START

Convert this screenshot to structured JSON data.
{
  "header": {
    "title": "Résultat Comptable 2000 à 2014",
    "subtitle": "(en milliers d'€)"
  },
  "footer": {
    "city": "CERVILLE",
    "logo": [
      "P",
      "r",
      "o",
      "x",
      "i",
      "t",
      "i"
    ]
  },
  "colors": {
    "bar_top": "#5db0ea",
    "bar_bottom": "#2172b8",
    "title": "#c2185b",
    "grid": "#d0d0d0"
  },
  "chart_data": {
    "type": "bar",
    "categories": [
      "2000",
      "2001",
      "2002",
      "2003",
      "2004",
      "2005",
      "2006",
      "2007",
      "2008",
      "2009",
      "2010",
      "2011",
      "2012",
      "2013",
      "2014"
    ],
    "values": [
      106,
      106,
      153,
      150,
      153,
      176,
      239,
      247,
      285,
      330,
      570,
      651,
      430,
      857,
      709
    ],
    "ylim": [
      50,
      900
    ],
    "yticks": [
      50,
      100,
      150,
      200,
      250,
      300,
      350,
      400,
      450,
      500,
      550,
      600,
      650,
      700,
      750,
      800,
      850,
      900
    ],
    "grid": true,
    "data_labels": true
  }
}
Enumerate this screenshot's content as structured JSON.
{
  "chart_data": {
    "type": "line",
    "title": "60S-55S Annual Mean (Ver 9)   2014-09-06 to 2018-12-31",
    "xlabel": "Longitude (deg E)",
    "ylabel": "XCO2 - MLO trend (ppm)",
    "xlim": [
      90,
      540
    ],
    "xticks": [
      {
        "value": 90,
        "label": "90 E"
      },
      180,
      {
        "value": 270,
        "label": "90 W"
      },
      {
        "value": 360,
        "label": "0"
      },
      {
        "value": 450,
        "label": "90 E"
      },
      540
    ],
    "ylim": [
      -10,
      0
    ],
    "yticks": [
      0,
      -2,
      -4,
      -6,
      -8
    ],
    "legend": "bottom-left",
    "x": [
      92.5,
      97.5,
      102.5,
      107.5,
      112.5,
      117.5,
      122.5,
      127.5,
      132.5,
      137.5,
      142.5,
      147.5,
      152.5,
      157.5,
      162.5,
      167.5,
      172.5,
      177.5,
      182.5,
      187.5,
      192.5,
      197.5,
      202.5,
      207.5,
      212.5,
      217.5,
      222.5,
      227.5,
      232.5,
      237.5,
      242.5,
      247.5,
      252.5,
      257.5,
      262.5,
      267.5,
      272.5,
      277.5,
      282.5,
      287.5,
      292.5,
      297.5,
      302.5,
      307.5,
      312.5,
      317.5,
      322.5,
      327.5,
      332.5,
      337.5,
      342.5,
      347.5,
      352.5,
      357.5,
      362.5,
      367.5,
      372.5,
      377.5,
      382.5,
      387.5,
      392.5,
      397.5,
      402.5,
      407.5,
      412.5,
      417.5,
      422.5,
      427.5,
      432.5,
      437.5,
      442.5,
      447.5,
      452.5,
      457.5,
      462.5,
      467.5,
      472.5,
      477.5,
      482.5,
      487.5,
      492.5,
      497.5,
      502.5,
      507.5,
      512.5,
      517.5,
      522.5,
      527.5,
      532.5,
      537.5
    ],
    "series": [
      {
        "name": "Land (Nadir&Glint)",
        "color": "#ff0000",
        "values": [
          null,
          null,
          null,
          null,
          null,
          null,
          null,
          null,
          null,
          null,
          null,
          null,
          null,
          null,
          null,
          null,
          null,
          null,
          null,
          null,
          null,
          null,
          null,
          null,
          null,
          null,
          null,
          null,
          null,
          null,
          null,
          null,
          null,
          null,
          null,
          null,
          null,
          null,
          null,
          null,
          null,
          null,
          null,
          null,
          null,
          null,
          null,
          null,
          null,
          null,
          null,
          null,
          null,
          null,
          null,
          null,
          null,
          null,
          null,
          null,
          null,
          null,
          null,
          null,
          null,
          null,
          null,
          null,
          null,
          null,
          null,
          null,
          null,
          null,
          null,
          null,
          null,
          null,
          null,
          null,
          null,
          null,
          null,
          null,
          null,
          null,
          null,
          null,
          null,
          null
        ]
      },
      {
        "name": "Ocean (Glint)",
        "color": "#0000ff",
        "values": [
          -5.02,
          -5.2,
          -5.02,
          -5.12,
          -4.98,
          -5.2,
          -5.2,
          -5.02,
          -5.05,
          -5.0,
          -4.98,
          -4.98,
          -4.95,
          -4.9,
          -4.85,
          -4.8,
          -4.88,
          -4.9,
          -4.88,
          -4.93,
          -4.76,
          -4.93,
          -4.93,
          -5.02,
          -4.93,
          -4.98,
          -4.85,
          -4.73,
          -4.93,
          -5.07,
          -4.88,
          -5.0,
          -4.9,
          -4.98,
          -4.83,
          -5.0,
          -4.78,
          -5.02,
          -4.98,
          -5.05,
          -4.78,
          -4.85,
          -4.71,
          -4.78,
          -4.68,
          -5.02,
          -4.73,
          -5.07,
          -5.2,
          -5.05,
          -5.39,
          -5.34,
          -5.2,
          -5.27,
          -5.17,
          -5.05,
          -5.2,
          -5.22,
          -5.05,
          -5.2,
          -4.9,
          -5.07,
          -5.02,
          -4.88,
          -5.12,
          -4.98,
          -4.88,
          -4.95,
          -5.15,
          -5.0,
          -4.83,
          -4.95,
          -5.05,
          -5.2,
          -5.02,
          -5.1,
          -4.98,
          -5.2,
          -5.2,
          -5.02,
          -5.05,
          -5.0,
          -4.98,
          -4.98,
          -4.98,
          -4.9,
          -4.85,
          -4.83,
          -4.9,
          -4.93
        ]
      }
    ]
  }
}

END

| THE EXERCISE |
All of the material must be reproduced exactly.

| EXERCISE RESPONSE |
Convert this screenshot to structured JSON data.
{
  "header": {
    "title": "Résultat Comptable 2000 à 2014",
    "subtitle": "(en milliers d'€)"
  },
  "footer": {
    "city": "CERVILLE",
    "logo": [
      "P",
      "r",
      "o",
      "x",
      "i",
      "t",
      "i"
    ]
  },
  "colors": {
    "bar_top": "#5db0ea",
    "bar_bottom": "#2172b8",
    "title": "#c2185b",
    "grid": "#d0d0d0"
  },
  "chart_data": {
    "type": "bar",
    "categories": [
      "2000",
      "2001",
      "2002",
      "2003",
      "2004",
      "2005",
      "2006",
      "2007",
      "2008",
      "2009",
      "2010",
      "2011",
      "2012",
      "2013",
      "2014"
    ],
    "values": [
      106,
      106,
      153,
      150,
      153,
      176,
      239,
      247,
      285,
      330,
      570,
      651,
      430,
      857,
      709
    ],
    "ylim": [
      50,
      900
    ],
    "yticks": [
      50,
      100,
      150,
      200,
      250,
      300,
      350,
      400,
      450,
      500,
      550,
      600,
      650,
      700,
      750,
      800,
      850,
      900
    ],
    "grid": true,
    "data_labels": true
  }
}
Enumerate this screenshot's content as structured JSON.
{
  "chart_data": {
    "type": "line",
    "title": "60S-55S Annual Mean (Ver 9)   2014-09-06 to 2018-12-31",
    "xlabel": "Longitude (deg E)",
    "ylabel": "XCO2 - MLO trend (ppm)",
    "xlim": [
      90,
      540
    ],
    "xticks": [
      {
        "value": 90,
        "label": "90 E"
      },
      180,
      {
        "value": 270,
        "label": "90 W"
      },
      {
        "value": 360,
        "label": "0"
      },
      {
        "value": 450,
        "label": "90 E"
      },
      540
    ],
    "ylim": [
      -10,
      0
    ],
    "yticks": [
      0,
      -2,
      -4,
      -6,
      -8
    ],
    "legend": "bottom-left",
    "x": [
      92.5,
      97.5,
      102.5,
      107.5,
      112.5,
      117.5,
      122.5,
      127.5,
      132.5,
      137.5,
      142.5,
      147.5,
      152.5,
      157.5,
      162.5,
      167.5,
      172.5,
      177.5,
      182.5,
      187.5,
      192.5,
      197.5,
      202.5,
      207.5,
      212.5,
      217.5,
      222.5,
      227.5,
      232.5,
      237.5,
      242.5,
      247.5,
      252.5,
      257.5,
      262.5,
      267.5,
      272.5,
      277.5,
      282.5,
      287.5,
      292.5,
      297.5,
      302.5,
      307.5,
      312.5,
      317.5,
      322.5,
      327.5,
      332.5,
      337.5,
      342.5,
      347.5,
      352.5,
      357.5,
      362.5,
      367.5,
      372.5,
      377.5,
      382.5,
      387.5,
      392.5,
      397.5,
      402.5,
      407.5,
      412.5,
      417.5,
      422.5,
      427.5,
      432.5,
      437.5,
      442.5,
      447.5,
      452.5,
      457.5,
      462.5,
      467.5,
      472.5,
      477.5,
      482.5,
      487.5,
      492.5,
      497.5,
      502.5,
      507.5,
      512.5,
      517.5,
      522.5,
      527.5,
      532.5,
      537.5
    ],
    "series": [
      {
        "name": "Land (Nadir&Glint)",
        "color": "#ff0000",
        "values": [
          null,
          null,
          null,
          null,
          null,
          null,
          null,
          null,
          null,
          null,
          null,
          null,
          null,
          null,
          null,
          null,
          null,
          null,
          null,
          null,
          null,
          null,
          null,
          null,
          null,
          null,
          null,
          null,
          null,
          null,
          null,
          null,
          null,
          null,
          null,
          null,
          null,
          null,
          null,
          null,
          null,
          null,
          null,
          null,
          null,
          null,
          null,
          null,
          null,
          null,
          null,
          null,
          null,
          null,
          null,
          null,
          null,
          null,
          null,
          null,
          null,
          null,
          null,
          null,
          null,
          null,
          null,
          null,
          null,
          null,
          null,
          null,
          null,
          null,
          null,
          null,
          null,
          null,
          null,
          null,
          null,
          null,
          null,
          null,
          null,
          null,
          null,
          null,
          null,
          null
        ]
      },
      {
        "name": "Ocean (Glint)",
        "color": "#0000ff",
        "values": [
          -5.02,
          -5.2,
          -5.02,
          -5.12,
          -4.98,
          -5.2,
          -5.2,
          -5.02,
          -5.05,
          -5.0,
          -4.98,
          -4.98,
          -4.95,
          -4.9,
          -4.85,
          -4.8,
          -4.88,
          -4.9,
          -4.88,
          -4.93,
          -4.76,
          -4.93,
          -4.93,
          -5.02,
          -4.93,
          -4.98,
          -4.85,
          -4.73,
          -4.93,
          -5.07,
          -4.88,
          -5.0,
          -4.9,
          -4.98,
          -4.83,
          -5.0,
          -4.78,
          -5.02,
          -4.98,
          -5.05,
          -4.78,
          -4.85,
          -4.71,
          -4.78,
          -4.68,
          -5.02,
          -4.73,
          -5.07,
          -5.2,
          -5.05,
          -5.39,
          -5.34,
          -5.2,
          -5.27,
          -5.17,
          -5.05,
          -5.2,
          -5.22,
          -5.05,
          -5.2,
          -4.9,
          -5.07,
          -5.02,
          -4.88,
          -5.12,
          -4.98,
          -4.88,
          -4.95,
          -5.15,
          -5.0,
          -4.83,
          -4.95,
          -5.05,
          -5.2,
          -5.02,
          -5.1,
          -4.98,
          -5.2,
          -5.2,
          -5.02,
          -5.05,
          -5.0,
          -4.98,
          -4.98,
          -4.98,
          -4.9,
          -4.85,
          -4.83,
          -4.9,
          -4.93
        ]
      }
    ]
  }
}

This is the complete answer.